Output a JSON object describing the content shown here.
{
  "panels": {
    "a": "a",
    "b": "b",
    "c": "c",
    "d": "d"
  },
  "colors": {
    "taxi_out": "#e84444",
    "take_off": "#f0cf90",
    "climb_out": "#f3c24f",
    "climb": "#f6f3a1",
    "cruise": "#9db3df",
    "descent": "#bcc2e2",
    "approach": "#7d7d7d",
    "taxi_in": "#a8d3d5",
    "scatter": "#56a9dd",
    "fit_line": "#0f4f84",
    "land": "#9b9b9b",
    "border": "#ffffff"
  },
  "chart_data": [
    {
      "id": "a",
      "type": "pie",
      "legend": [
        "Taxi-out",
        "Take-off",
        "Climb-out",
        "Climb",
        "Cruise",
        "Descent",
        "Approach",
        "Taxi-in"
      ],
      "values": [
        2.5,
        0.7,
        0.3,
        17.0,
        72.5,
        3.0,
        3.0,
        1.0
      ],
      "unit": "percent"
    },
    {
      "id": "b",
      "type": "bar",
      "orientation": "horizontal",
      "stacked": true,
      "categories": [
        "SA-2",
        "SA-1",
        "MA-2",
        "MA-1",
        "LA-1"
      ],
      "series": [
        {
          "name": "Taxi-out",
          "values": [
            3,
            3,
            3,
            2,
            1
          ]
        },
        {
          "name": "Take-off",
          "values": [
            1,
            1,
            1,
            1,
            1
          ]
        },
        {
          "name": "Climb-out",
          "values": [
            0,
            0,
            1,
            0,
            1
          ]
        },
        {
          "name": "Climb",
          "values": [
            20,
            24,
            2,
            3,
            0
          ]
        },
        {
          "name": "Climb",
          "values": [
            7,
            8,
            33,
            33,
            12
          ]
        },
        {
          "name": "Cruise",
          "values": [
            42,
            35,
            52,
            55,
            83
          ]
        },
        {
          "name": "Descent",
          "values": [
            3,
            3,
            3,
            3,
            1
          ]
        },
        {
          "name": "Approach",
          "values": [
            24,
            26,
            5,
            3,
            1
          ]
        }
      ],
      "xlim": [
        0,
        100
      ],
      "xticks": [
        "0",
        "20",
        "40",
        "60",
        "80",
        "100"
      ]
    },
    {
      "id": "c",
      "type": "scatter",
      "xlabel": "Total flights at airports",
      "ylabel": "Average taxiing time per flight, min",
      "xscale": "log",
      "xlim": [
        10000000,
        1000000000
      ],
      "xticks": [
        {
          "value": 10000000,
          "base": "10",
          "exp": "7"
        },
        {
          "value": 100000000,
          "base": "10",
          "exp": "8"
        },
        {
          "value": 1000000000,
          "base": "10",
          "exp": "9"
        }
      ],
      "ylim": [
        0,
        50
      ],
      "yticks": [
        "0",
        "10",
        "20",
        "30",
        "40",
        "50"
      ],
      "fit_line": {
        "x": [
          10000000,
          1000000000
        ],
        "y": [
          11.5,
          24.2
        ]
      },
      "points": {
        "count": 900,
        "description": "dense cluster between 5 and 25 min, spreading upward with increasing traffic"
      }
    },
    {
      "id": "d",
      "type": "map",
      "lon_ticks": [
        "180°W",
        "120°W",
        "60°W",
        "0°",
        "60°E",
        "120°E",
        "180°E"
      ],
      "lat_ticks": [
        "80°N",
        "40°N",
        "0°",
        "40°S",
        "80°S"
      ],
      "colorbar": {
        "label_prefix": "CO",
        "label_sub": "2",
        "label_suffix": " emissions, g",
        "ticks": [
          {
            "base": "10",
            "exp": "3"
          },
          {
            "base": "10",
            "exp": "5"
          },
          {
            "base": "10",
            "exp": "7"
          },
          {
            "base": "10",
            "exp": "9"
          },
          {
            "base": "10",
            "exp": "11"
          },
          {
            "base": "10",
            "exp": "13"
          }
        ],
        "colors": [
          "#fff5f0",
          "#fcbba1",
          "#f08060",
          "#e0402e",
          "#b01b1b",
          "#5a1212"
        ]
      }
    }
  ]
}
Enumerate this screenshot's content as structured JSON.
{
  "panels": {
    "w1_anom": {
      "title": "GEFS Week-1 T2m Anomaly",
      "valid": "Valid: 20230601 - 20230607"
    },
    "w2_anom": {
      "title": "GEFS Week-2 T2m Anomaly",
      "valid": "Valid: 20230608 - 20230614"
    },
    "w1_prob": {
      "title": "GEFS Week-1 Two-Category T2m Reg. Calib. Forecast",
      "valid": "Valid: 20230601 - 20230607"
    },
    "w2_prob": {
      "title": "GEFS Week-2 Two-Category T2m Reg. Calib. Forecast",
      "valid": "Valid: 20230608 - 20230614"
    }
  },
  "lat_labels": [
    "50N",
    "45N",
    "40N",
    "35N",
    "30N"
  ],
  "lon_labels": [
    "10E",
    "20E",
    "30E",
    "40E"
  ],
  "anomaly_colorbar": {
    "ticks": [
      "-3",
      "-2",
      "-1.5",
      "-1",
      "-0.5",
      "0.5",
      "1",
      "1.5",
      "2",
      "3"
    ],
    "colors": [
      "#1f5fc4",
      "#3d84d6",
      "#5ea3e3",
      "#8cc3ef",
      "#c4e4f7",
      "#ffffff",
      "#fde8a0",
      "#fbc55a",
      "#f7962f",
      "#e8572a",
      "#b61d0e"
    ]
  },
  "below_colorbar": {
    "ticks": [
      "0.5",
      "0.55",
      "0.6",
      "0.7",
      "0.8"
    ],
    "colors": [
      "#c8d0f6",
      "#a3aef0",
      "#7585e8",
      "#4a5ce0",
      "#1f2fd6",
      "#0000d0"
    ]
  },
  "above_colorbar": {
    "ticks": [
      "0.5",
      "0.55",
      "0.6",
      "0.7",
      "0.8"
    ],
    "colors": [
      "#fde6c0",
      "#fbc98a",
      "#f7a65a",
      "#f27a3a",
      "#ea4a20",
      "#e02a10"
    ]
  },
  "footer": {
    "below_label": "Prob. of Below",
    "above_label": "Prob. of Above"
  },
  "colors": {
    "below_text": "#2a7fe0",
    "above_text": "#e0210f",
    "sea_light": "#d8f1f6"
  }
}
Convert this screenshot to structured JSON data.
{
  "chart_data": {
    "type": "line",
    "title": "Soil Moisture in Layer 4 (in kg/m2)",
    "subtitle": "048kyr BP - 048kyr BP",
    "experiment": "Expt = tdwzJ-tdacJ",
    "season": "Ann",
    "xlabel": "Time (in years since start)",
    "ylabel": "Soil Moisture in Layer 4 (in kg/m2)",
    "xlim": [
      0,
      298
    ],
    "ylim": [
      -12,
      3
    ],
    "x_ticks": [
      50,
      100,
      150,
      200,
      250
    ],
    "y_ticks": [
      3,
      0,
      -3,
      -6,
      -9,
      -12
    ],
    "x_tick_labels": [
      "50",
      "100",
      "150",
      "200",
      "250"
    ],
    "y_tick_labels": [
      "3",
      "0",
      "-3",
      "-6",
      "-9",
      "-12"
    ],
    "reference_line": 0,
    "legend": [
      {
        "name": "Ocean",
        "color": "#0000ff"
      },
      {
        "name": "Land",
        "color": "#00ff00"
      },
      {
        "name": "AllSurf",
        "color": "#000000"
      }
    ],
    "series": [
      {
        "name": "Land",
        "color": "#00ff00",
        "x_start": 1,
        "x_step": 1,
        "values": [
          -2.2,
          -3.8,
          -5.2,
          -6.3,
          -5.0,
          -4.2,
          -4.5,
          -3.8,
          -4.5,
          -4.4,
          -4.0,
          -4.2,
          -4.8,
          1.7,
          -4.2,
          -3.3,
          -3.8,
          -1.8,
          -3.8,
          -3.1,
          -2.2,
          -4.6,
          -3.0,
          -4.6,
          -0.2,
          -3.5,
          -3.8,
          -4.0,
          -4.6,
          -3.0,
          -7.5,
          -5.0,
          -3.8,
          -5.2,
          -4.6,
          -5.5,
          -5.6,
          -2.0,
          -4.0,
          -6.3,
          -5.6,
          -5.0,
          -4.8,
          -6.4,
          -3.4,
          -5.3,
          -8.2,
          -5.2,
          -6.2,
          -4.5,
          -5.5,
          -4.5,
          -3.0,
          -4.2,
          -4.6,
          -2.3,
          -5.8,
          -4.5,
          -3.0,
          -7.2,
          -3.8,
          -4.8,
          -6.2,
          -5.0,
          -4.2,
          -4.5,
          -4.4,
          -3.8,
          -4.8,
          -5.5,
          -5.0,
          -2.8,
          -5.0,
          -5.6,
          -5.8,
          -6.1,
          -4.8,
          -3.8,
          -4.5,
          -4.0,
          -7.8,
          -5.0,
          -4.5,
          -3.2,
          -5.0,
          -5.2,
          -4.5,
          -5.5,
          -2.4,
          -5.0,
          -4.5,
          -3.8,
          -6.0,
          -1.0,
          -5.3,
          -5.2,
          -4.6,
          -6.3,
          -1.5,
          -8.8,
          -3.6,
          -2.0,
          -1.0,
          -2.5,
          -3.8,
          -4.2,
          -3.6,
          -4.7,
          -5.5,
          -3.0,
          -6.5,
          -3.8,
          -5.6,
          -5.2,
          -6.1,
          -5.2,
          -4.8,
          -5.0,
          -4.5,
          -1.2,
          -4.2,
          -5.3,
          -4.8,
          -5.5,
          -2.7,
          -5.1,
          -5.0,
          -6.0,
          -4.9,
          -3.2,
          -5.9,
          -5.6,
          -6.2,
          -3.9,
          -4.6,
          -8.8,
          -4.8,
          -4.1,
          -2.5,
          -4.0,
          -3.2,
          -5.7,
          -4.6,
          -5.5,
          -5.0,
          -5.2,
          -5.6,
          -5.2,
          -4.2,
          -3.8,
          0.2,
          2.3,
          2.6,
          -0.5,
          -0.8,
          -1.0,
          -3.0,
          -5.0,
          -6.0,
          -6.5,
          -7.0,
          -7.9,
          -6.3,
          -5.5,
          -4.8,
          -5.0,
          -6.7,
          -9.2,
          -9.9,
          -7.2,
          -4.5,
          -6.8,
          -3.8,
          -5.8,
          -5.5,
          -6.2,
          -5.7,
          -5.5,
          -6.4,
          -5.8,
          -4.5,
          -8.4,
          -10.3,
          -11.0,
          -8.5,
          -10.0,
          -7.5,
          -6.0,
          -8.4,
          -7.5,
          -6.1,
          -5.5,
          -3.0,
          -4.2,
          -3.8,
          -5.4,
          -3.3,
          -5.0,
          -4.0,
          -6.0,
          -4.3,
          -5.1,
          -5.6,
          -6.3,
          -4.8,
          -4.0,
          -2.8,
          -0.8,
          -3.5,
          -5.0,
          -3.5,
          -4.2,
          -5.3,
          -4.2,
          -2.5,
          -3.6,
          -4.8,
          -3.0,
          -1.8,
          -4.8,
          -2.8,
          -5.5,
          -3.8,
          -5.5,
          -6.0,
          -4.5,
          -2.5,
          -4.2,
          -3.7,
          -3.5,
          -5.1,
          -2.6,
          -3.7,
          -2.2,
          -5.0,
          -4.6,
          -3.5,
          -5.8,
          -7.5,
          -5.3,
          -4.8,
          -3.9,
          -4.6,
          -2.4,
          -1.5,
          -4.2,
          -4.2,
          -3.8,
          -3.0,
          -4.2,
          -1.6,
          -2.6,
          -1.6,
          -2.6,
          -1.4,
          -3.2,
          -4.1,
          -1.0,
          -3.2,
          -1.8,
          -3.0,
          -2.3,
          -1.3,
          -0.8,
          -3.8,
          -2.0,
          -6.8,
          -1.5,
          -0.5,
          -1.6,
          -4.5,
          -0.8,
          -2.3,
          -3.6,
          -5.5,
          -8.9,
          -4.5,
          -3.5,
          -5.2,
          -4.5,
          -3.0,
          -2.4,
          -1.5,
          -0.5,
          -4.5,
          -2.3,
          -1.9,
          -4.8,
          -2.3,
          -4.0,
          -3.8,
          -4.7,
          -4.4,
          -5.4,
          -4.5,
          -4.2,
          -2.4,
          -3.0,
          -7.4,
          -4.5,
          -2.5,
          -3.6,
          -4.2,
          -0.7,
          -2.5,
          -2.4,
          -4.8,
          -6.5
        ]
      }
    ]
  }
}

§ **Required task**
Find every line in the records that contains the word "Moisture"; copy those lines.

§ **Written solution**
    "title": "Soil Moisture in Layer 4 (in kg/m2)",
    "ylabel": "Soil Moisture in Layer 4 (in kg/m2)",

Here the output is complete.